[Part of a data file]
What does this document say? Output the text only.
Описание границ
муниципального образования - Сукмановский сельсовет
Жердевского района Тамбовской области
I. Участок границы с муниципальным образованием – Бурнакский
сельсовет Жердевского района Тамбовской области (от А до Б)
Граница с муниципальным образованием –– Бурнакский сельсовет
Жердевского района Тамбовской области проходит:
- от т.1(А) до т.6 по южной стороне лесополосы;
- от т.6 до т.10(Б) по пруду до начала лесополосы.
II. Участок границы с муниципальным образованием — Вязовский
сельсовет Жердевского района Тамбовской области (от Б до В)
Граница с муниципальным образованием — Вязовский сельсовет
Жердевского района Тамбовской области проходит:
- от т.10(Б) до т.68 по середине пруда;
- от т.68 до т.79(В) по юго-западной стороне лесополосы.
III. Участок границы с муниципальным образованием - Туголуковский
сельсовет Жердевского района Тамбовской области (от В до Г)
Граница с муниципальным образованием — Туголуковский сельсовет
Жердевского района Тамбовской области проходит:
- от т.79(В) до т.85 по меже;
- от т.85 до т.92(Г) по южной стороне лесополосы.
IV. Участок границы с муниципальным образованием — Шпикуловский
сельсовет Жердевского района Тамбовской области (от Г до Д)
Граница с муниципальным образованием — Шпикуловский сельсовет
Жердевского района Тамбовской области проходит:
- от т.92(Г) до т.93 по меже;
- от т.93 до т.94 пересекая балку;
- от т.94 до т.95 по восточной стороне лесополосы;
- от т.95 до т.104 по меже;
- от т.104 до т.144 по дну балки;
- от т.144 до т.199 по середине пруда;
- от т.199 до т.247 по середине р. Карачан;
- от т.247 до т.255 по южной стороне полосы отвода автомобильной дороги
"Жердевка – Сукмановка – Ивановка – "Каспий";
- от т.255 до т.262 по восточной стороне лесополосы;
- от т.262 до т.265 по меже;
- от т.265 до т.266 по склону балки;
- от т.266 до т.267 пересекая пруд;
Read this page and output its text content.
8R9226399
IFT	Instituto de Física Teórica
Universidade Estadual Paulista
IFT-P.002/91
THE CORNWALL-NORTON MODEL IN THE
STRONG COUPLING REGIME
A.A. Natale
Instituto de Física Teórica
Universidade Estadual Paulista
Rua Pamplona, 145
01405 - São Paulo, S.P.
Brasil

Work instructions
Retype the listing above in full, with no alterations.

Correct output
What does this document say? Output the text only.
Описание границ
муниципального образования - Сукмановский сельсовет
Жердевского района Тамбовской области
I. Участок границы с муниципальным образованием – Бурнакский
сельсовет Жердевского района Тамбовской области (от А до Б)
Граница с муниципальным образованием –– Бурнакский сельсовет
Жердевского района Тамбовской области проходит:
- от т.1(А) до т.6 по южной стороне лесополосы;
- от т.6 до т.10(Б) по пруду до начала лесополосы.
II. Участок границы с муниципальным образованием — Вязовский
сельсовет Жердевского района Тамбовской области (от Б до В)
Граница с муниципальным образованием — Вязовский сельсовет
Жердевского района Тамбовской области проходит:
- от т.10(Б) до т.68 по середине пруда;
- от т.68 до т.79(В) по юго-западной стороне лесополосы.
III. Участок границы с муниципальным образованием - Туголуковский
сельсовет Жердевского района Тамбовской области (от В до Г)
Граница с муниципальным образованием — Туголуковский сельсовет
Жердевского района Тамбовской области проходит:
- от т.79(В) до т.85 по меже;
- от т.85 до т.92(Г) по южной стороне лесополосы.
IV. Участок границы с муниципальным образованием — Шпикуловский
сельсовет Жердевского района Тамбовской области (от Г до Д)
Граница с муниципальным образованием — Шпикуловский сельсовет
Жердевского района Тамбовской области проходит:
- от т.92(Г) до т.93 по меже;
- от т.93 до т.94 пересекая балку;
- от т.94 до т.95 по восточной стороне лесополосы;
- от т.95 до т.104 по меже;
- от т.104 до т.144 по дну балки;
- от т.144 до т.199 по середине пруда;
- от т.199 до т.247 по середине р. Карачан;
- от т.247 до т.255 по южной стороне полосы отвода автомобильной дороги
"Жердевка – Сукмановка – Ивановка – "Каспий";
- от т.255 до т.262 по восточной стороне лесополосы;
- от т.262 до т.265 по меже;
- от т.265 до т.266 по склону балки;
- от т.266 до т.267 пересекая пруд;
Read this page and output its text content.
8R9226399
IFT	Instituto de Física Teórica
Universidade Estadual Paulista
IFT-P.002/91
THE CORNWALL-NORTON MODEL IN THE
STRONG COUPLING REGIME
A.A. Natale
Instituto de Física Teórica
Universidade Estadual Paulista
Rua Pamplona, 145
01405 - São Paulo, S.P.
Brasil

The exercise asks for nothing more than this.